- **Collected data**
+ + + + +
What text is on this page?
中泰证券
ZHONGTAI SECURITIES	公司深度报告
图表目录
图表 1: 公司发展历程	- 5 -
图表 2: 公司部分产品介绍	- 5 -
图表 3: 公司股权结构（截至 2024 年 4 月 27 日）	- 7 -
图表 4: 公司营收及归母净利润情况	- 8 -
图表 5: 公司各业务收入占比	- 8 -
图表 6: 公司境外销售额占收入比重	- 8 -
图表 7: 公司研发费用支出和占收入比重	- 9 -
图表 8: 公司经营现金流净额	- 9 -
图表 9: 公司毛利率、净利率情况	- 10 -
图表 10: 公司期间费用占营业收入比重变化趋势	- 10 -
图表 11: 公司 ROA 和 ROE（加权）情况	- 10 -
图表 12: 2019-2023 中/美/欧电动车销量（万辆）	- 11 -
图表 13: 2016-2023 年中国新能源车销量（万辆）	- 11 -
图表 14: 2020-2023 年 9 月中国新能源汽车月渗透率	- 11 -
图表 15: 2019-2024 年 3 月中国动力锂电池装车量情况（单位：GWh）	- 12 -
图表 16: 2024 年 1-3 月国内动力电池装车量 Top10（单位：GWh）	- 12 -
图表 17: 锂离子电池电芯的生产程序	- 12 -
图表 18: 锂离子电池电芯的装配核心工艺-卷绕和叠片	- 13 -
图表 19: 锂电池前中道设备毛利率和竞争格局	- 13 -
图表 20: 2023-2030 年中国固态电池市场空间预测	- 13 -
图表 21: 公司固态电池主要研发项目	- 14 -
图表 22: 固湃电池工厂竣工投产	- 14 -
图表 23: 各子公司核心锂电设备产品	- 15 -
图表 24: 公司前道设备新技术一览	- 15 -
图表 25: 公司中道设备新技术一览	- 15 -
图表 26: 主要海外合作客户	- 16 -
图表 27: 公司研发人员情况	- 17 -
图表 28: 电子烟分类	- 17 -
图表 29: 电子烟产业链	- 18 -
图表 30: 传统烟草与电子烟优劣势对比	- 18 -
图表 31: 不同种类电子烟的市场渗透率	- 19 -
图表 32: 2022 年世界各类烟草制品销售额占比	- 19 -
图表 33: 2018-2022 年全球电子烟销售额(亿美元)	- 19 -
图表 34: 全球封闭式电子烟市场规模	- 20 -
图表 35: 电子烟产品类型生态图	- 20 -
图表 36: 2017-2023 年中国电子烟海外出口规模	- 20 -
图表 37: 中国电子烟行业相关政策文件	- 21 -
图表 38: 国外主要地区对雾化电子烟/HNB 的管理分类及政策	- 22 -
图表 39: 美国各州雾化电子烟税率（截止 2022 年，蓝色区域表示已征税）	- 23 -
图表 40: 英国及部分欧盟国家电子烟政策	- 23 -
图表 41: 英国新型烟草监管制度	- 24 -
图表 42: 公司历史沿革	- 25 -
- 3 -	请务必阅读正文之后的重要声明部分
+ + + + +
The data above must be returned in full, exactly as written.

- **Correct answer**
What text is on this page?
中泰证券
ZHONGTAI SECURITIES	公司深度报告
图表目录
图表 1: 公司发展历程	- 5 -
图表 2: 公司部分产品介绍	- 5 -
图表 3: 公司股权结构（截至 2024 年 4 月 27 日）	- 7 -
图表 4: 公司营收及归母净利润情况	- 8 -
图表 5: 公司各业务收入占比	- 8 -
图表 6: 公司境外销售额占收入比重	- 8 -
图表 7: 公司研发费用支出和占收入比重	- 9 -
图表 8: 公司经营现金流净额	- 9 -
图表 9: 公司毛利率、净利率情况	- 10 -
图表 10: 公司期间费用占营业收入比重变化趋势	- 10 -
图表 11: 公司 ROA 和 ROE（加权）情况	- 10 -
图表 12: 2019-2023 中/美/欧电动车销量（万辆）	- 11 -
图表 13: 2016-2023 年中国新能源车销量（万辆）	- 11 -
图表 14: 2020-2023 年 9 月中国新能源汽车月渗透率	- 11 -
图表 15: 2019-2024 年 3 月中国动力锂电池装车量情况（单位：GWh）	- 12 -
图表 16: 2024 年 1-3 月国内动力电池装车量 Top10（单位：GWh）	- 12 -
图表 17: 锂离子电池电芯的生产程序	- 12 -
图表 18: 锂离子电池电芯的装配核心工艺-卷绕和叠片	- 13 -
图表 19: 锂电池前中道设备毛利率和竞争格局	- 13 -
图表 20: 2023-2030 年中国固态电池市场空间预测	- 13 -
图表 21: 公司固态电池主要研发项目	- 14 -
图表 22: 固湃电池工厂竣工投产	- 14 -
图表 23: 各子公司核心锂电设备产品	- 15 -
图表 24: 公司前道设备新技术一览	- 15 -
图表 25: 公司中道设备新技术一览	- 15 -
图表 26: 主要海外合作客户	- 16 -
图表 27: 公司研发人员情况	- 17 -
图表 28: 电子烟分类	- 17 -
图表 29: 电子烟产业链	- 18 -
图表 30: 传统烟草与电子烟优劣势对比	- 18 -
图表 31: 不同种类电子烟的市场渗透率	- 19 -
图表 32: 2022 年世界各类烟草制品销售额占比	- 19 -
图表 33: 2018-2022 年全球电子烟销售额(亿美元)	- 19 -
图表 34: 全球封闭式电子烟市场规模	- 20 -
图表 35: 电子烟产品类型生态图	- 20 -
图表 36: 2017-2023 年中国电子烟海外出口规模	- 20 -
图表 37: 中国电子烟行业相关政策文件	- 21 -
图表 38: 国外主要地区对雾化电子烟/HNB 的管理分类及政策	- 22 -
图表 39: 美国各州雾化电子烟税率（截止 2022 年，蓝色区域表示已征税）	- 23 -
图表 40: 英国及部分欧盟国家电子烟政策	- 23 -
图表 41: 英国新型烟草监管制度	- 24 -
图表 42: 公司历史沿革	- 25 -
- 3 -	请务必阅读正文之后的重要声明部分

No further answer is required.